[Challenge] Scan the material for the word "this", and copy each line where it shows up.
··········
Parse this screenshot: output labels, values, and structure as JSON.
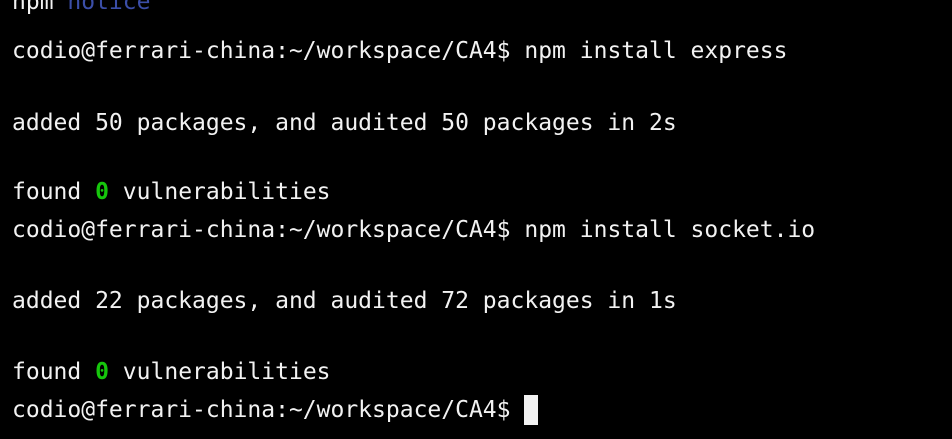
{
  "terminal": {
    "top_partial": {
      "prefix": "npm ",
      "notice": "notice"
    },
    "lines": [
      {
        "kind": "command",
        "prompt": "codio@ferrari-china:~/workspace/CA4$ ",
        "command": "npm install express"
      },
      {
        "kind": "output",
        "text": "added 50 packages, and audited 50 packages in 2s"
      },
      {
        "kind": "found",
        "pre": "found ",
        "count": "0",
        "post": " vulnerabilities"
      },
      {
        "kind": "command",
        "prompt": "codio@ferrari-china:~/workspace/CA4$ ",
        "command": "npm install socket.io"
      },
      {
        "kind": "output",
        "text": "added 22 packages, and audited 72 packages in 1s"
      },
      {
        "kind": "found",
        "pre": "found ",
        "count": "0",
        "post": " vulnerabilities"
      },
      {
        "kind": "prompt",
        "prompt": "codio@ferrari-china:~/workspace/CA4$ "
      }
    ],
    "colors": {
      "background": "#000000",
      "text": "#f2f2f2",
      "count_green": "#16c60c",
      "notice_blue": "#3b4ea8"
    }
  }
}
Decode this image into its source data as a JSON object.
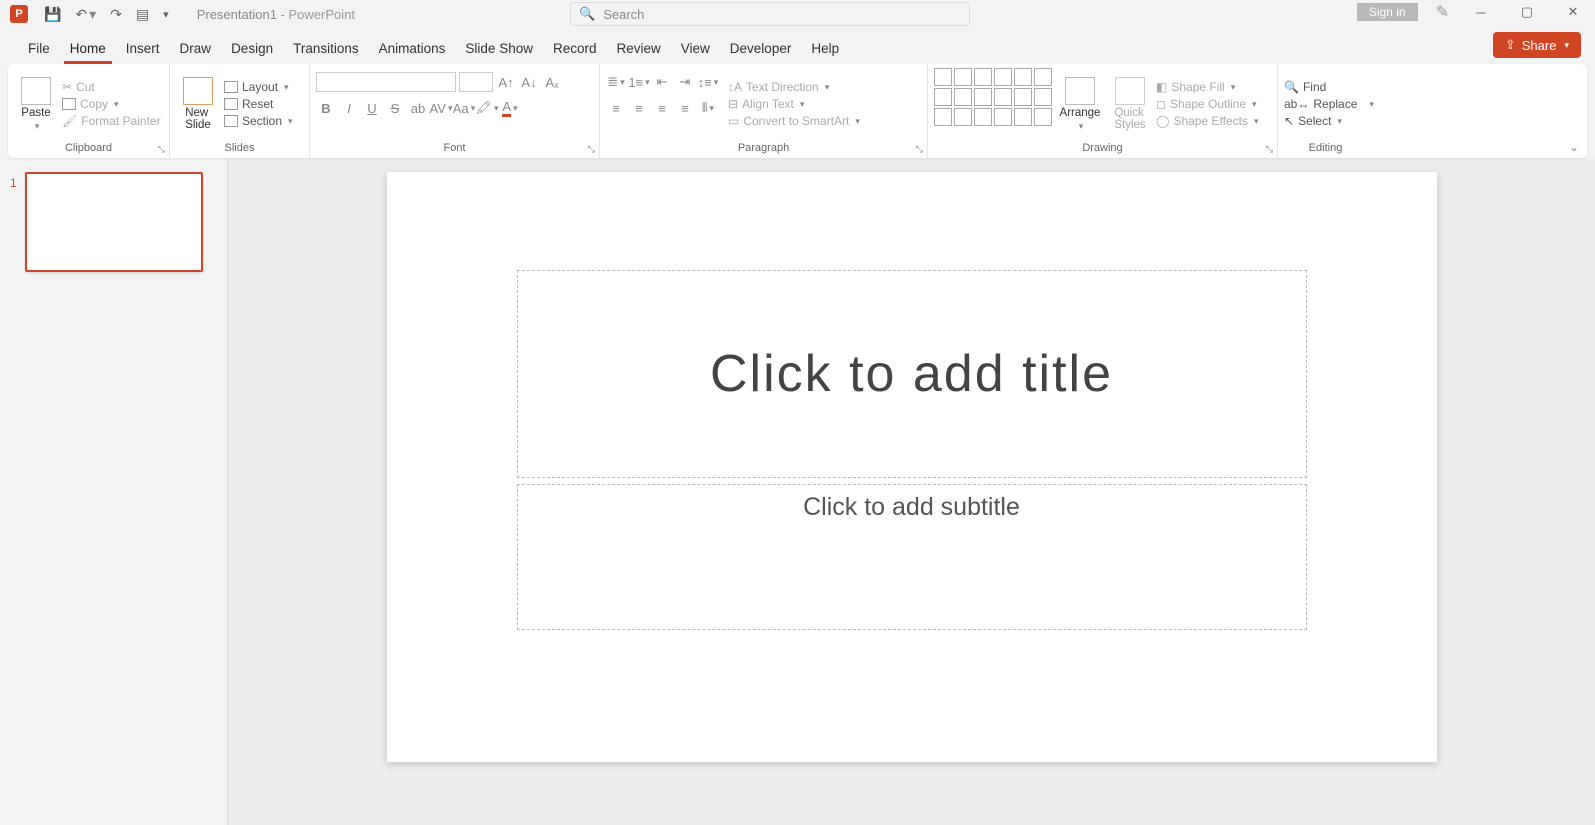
{
  "app": {
    "letter": "P",
    "doc_name": "Presentation1",
    "app_suffix": " - PowerPoint",
    "signin": "Sign in",
    "search_placeholder": "Search"
  },
  "tabs": {
    "file": "File",
    "home": "Home",
    "insert": "Insert",
    "draw": "Draw",
    "design": "Design",
    "transitions": "Transitions",
    "animations": "Animations",
    "slideshow": "Slide Show",
    "record": "Record",
    "review": "Review",
    "view": "View",
    "developer": "Developer",
    "help": "Help",
    "share": "Share"
  },
  "ribbon": {
    "clipboard": {
      "label": "Clipboard",
      "paste": "Paste",
      "cut": "Cut",
      "copy": "Copy",
      "format_painter": "Format Painter"
    },
    "slides": {
      "label": "Slides",
      "new_slide": "New\nSlide",
      "layout": "Layout",
      "reset": "Reset",
      "section": "Section"
    },
    "font": {
      "label": "Font"
    },
    "paragraph": {
      "label": "Paragraph",
      "text_direction": "Text Direction",
      "align_text": "Align Text",
      "convert_smartart": "Convert to SmartArt"
    },
    "drawing": {
      "label": "Drawing",
      "arrange": "Arrange",
      "quick_styles": "Quick\nStyles",
      "shape_fill": "Shape Fill",
      "shape_outline": "Shape Outline",
      "shape_effects": "Shape Effects"
    },
    "editing": {
      "label": "Editing",
      "find": "Find",
      "replace": "Replace",
      "select": "Select"
    }
  },
  "slidepanel": {
    "num1": "1"
  },
  "canvas": {
    "title_placeholder": "Click to add title",
    "subtitle_placeholder": "Click to add subtitle"
  }
}
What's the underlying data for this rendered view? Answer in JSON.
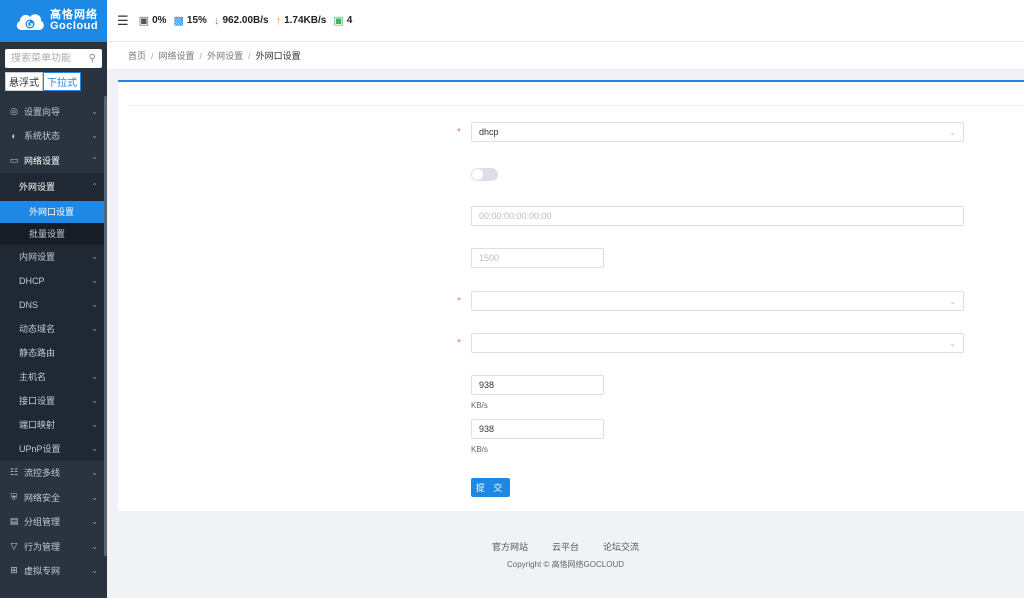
{
  "brand": {
    "cn": "高恪网络",
    "en": "Gocloud"
  },
  "sidebar": {
    "search_placeholder": "搜索菜单功能",
    "mode_float": "悬浮式",
    "mode_dropdown": "下拉式",
    "top_items": [
      {
        "label": "设置向导",
        "icon": "compass-icon"
      },
      {
        "label": "系统状态",
        "icon": "gauge-icon"
      },
      {
        "label": "网络设置",
        "icon": "monitor-icon"
      }
    ],
    "wan_group": "外网设置",
    "wan_sub": [
      "外网口设置",
      "批量设置"
    ],
    "network_sub": [
      "内网设置",
      "DHCP",
      "DNS",
      "动态域名",
      "静态路由",
      "主机名",
      "接口设置",
      "端口映射",
      "UPnP设置"
    ],
    "bottom_items": [
      {
        "label": "流控多线",
        "icon": "branch-icon"
      },
      {
        "label": "网络安全",
        "icon": "shield-icon"
      },
      {
        "label": "分组管理",
        "icon": "list-icon"
      },
      {
        "label": "行为管理",
        "icon": "filter-icon"
      },
      {
        "label": "虚拟专网",
        "icon": "network-icon"
      }
    ]
  },
  "topbar": {
    "cpu": "0%",
    "memory": "15%",
    "download": "962.00B/s",
    "upload": "1.74KB/s",
    "devices": "4"
  },
  "breadcrumb": [
    "首页",
    "网络设置",
    "外网设置",
    "外网口设置"
  ],
  "form": {
    "mode_value": "dhcp",
    "mac_placeholder": "00:00:00:00:00:00",
    "mtu_placeholder": "1500",
    "upload_value": "938",
    "download_value": "938",
    "unit": "KB/s",
    "submit": "提 交"
  },
  "footer": {
    "links": [
      "官方网站",
      "云平台",
      "论坛交流"
    ],
    "copyright": "Copyright © 高恪网络GOCLOUD"
  },
  "colors": {
    "accent": "#1e88e5",
    "sidebar_bg": "#2a3441",
    "required": "#f56c6c"
  }
}
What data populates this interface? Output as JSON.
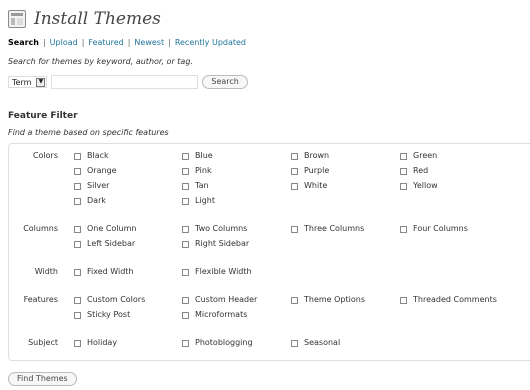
··········
[Finished exercise]
Parse this screenshot: output labels, values, and structure as JSON.
Decode this image into its source data as a JSON object.
What's the underlying data for this rendered view? Answer in JSON.
What data populates this interface? Output as JSON.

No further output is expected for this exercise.